_Task goal_: Leave out the pictures and copy each record below exactly.

+++

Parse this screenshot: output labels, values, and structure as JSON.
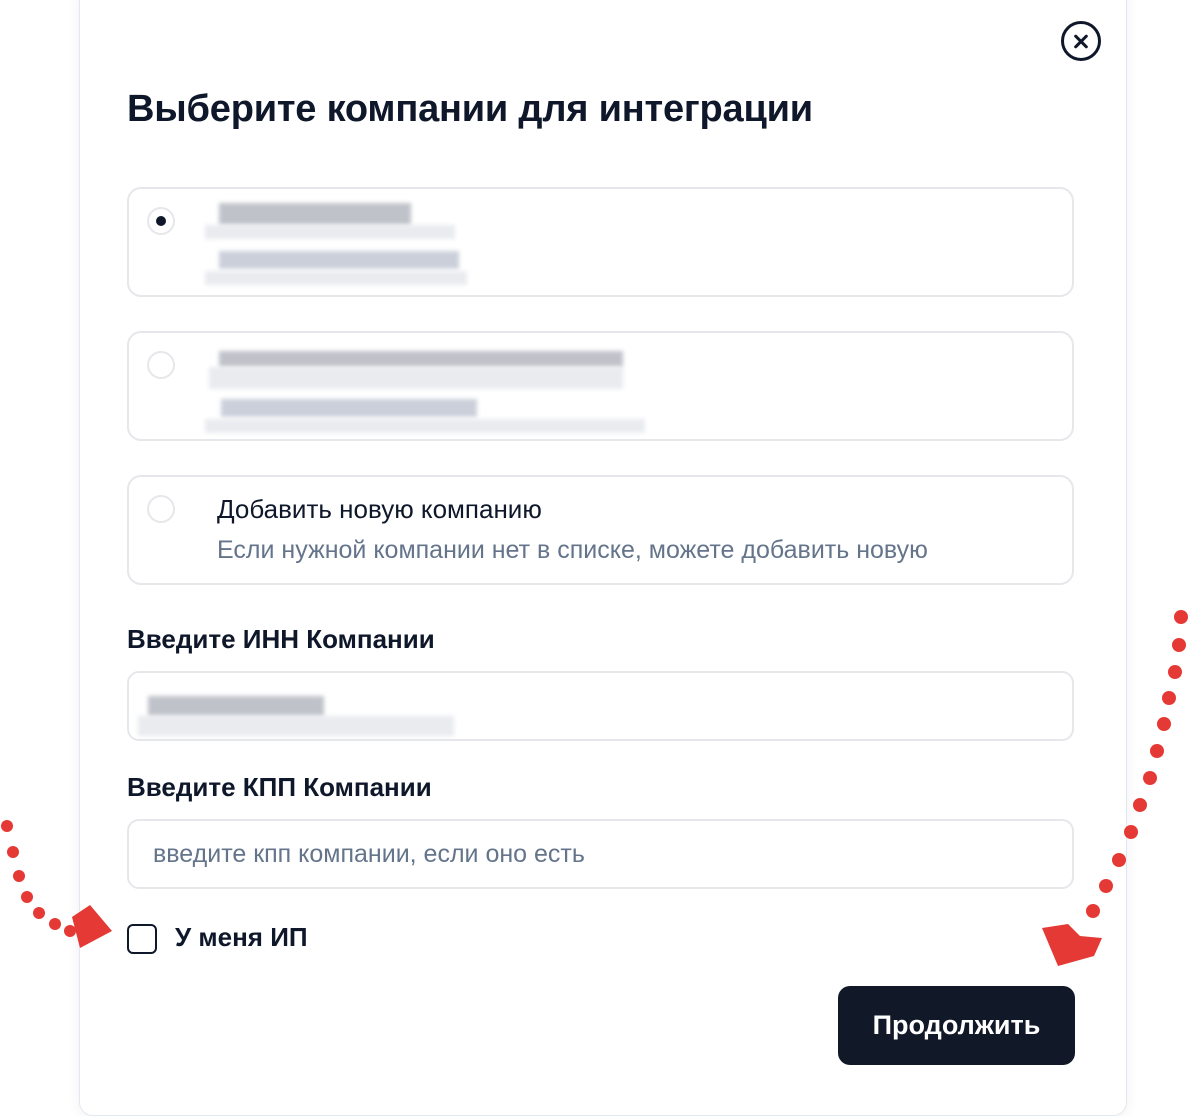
{
  "modal": {
    "title": "Выберите компании для интеграции",
    "close_icon": "close-circle-icon"
  },
  "options": [
    {
      "selected": true,
      "title": "",
      "subtitle": ""
    },
    {
      "selected": false,
      "title": "",
      "subtitle": ""
    },
    {
      "selected": false,
      "title": "Добавить новую компанию",
      "subtitle": "Если нужной компании нет в списке, можете добавить новую"
    }
  ],
  "inn": {
    "label": "Введите ИНН Компании",
    "value": ""
  },
  "kpp": {
    "label": "Введите КПП Компании",
    "placeholder": "введите кпп компании, если оно есть"
  },
  "ip_checkbox": {
    "label": "У меня ИП",
    "checked": false
  },
  "continue_button": {
    "label": "Продолжить"
  },
  "colors": {
    "primary": "#111827",
    "text": "#0f172a",
    "muted": "#64748b",
    "border": "#e5e7eb",
    "annotation": "#e53935"
  }
}
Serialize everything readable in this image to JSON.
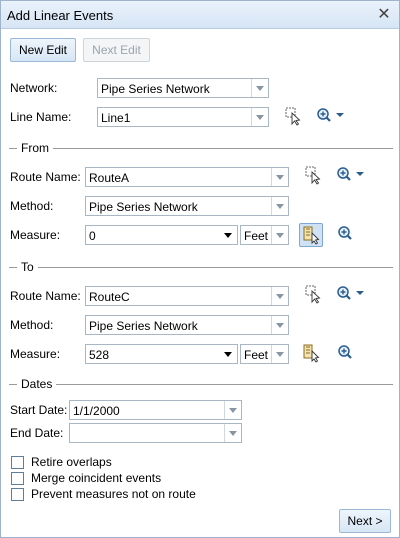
{
  "window": {
    "title": "Add Linear Events"
  },
  "toolbar": {
    "new_edit": "New Edit",
    "next_edit": "Next Edit"
  },
  "network": {
    "label": "Network:",
    "value": "Pipe Series Network"
  },
  "line": {
    "label": "Line Name:",
    "value": "Line1"
  },
  "from": {
    "heading": "From",
    "route_label": "Route Name:",
    "route_value": "RouteA",
    "method_label": "Method:",
    "method_value": "Pipe Series Network",
    "measure_label": "Measure:",
    "measure_value": "0",
    "unit": "Feet"
  },
  "to": {
    "heading": "To",
    "route_label": "Route Name:",
    "route_value": "RouteC",
    "method_label": "Method:",
    "method_value": "Pipe Series Network",
    "measure_label": "Measure:",
    "measure_value": "528",
    "unit": "Feet"
  },
  "dates": {
    "heading": "Dates",
    "start_label": "Start Date:",
    "start_value": "1/1/2000",
    "end_label": "End Date:",
    "end_value": ""
  },
  "options": {
    "retire_overlaps": "Retire overlaps",
    "merge_coincident": "Merge coincident events",
    "prevent_measures": "Prevent measures not on route"
  },
  "footer": {
    "next": "Next >"
  },
  "icons": {
    "close": "close-icon",
    "select_line": "select-on-map-icon",
    "zoom": "zoom-dropdown-icon",
    "measure_pick": "measure-pick-icon"
  }
}
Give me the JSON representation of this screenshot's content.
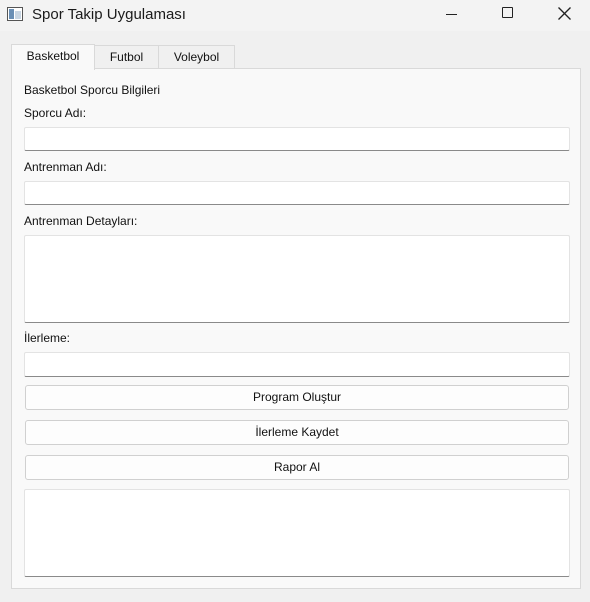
{
  "window": {
    "title": "Spor Takip Uygulaması",
    "controls": {
      "minimize": "minimize-icon",
      "maximize": "maximize-icon",
      "close": "close-icon"
    }
  },
  "tabs": [
    {
      "label": "Basketbol",
      "selected": true
    },
    {
      "label": "Futbol",
      "selected": false
    },
    {
      "label": "Voleybol",
      "selected": false
    }
  ],
  "form": {
    "section_title": "Basketbol Sporcu Bilgileri",
    "athlete_name_label": "Sporcu Adı:",
    "athlete_name_value": "",
    "training_name_label": "Antrenman Adı:",
    "training_name_value": "",
    "training_details_label": "Antrenman Detayları:",
    "training_details_value": "",
    "progress_label": "İlerleme:",
    "progress_value": "",
    "output_value": ""
  },
  "buttons": {
    "create_program": "Program Oluştur",
    "save_progress": "İlerleme Kaydet",
    "get_report": "Rapor Al"
  }
}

+++

_The response_:
Parse this screenshot: output labels, values, and structure as JSON.
{
  "modal": {
    "title": "Выберите компании для интеграции",
    "close_icon": "close-circle-icon"
  },
  "options": [
    {
      "selected": true,
      "title": "",
      "subtitle": ""
    },
    {
      "selected": false,
      "title": "",
      "subtitle": ""
    },
    {
      "selected": false,
      "title": "Добавить новую компанию",
      "subtitle": "Если нужной компании нет в списке, можете добавить новую"
    }
  ],
  "inn": {
    "label": "Введите ИНН Компании",
    "value": ""
  },
  "kpp": {
    "label": "Введите КПП Компании",
    "placeholder": "введите кпп компании, если оно есть"
  },
  "ip_checkbox": {
    "label": "У меня ИП",
    "checked": false
  },
  "continue_button": {
    "label": "Продолжить"
  },
  "colors": {
    "primary": "#111827",
    "text": "#0f172a",
    "muted": "#64748b",
    "border": "#e5e7eb",
    "annotation": "#e53935"
  }
}
Serialize everything readable in this image to JSON.
{
  "window": {
    "title": "Add Linear Events"
  },
  "toolbar": {
    "new_edit": "New Edit",
    "next_edit": "Next Edit"
  },
  "network": {
    "label": "Network:",
    "value": "Pipe Series Network"
  },
  "line": {
    "label": "Line Name:",
    "value": "Line1"
  },
  "from": {
    "heading": "From",
    "route_label": "Route Name:",
    "route_value": "RouteA",
    "method_label": "Method:",
    "method_value": "Pipe Series Network",
    "measure_label": "Measure:",
    "measure_value": "0",
    "unit": "Feet"
  },
  "to": {
    "heading": "To",
    "route_label": "Route Name:",
    "route_value": "RouteC",
    "method_label": "Method:",
    "method_value": "Pipe Series Network",
    "measure_label": "Measure:",
    "measure_value": "528",
    "unit": "Feet"
  },
  "dates": {
    "heading": "Dates",
    "start_label": "Start Date:",
    "start_value": "1/1/2000",
    "end_label": "End Date:",
    "end_value": ""
  },
  "options": {
    "retire_overlaps": "Retire overlaps",
    "merge_coincident": "Merge coincident events",
    "prevent_measures": "Prevent measures not on route"
  },
  "footer": {
    "next": "Next >"
  },
  "icons": {
    "close": "close-icon",
    "select_line": "select-on-map-icon",
    "zoom": "zoom-dropdown-icon",
    "measure_pick": "measure-pick-icon"
  }
}
Give me the JSON representation of this screenshot's content.
{
  "window": {
    "title": "Spor Takip Uygulaması",
    "controls": {
      "minimize": "minimize-icon",
      "maximize": "maximize-icon",
      "close": "close-icon"
    }
  },
  "tabs": [
    {
      "label": "Basketbol",
      "selected": true
    },
    {
      "label": "Futbol",
      "selected": false
    },
    {
      "label": "Voleybol",
      "selected": false
    }
  ],
  "form": {
    "section_title": "Basketbol Sporcu Bilgileri",
    "athlete_name_label": "Sporcu Adı:",
    "athlete_name_value": "",
    "training_name_label": "Antrenman Adı:",
    "training_name_value": "",
    "training_details_label": "Antrenman Detayları:",
    "training_details_value": "",
    "progress_label": "İlerleme:",
    "progress_value": "",
    "output_value": ""
  },
  "buttons": {
    "create_program": "Program Oluştur",
    "save_progress": "İlerleme Kaydet",
    "get_report": "Rapor Al"
  }
}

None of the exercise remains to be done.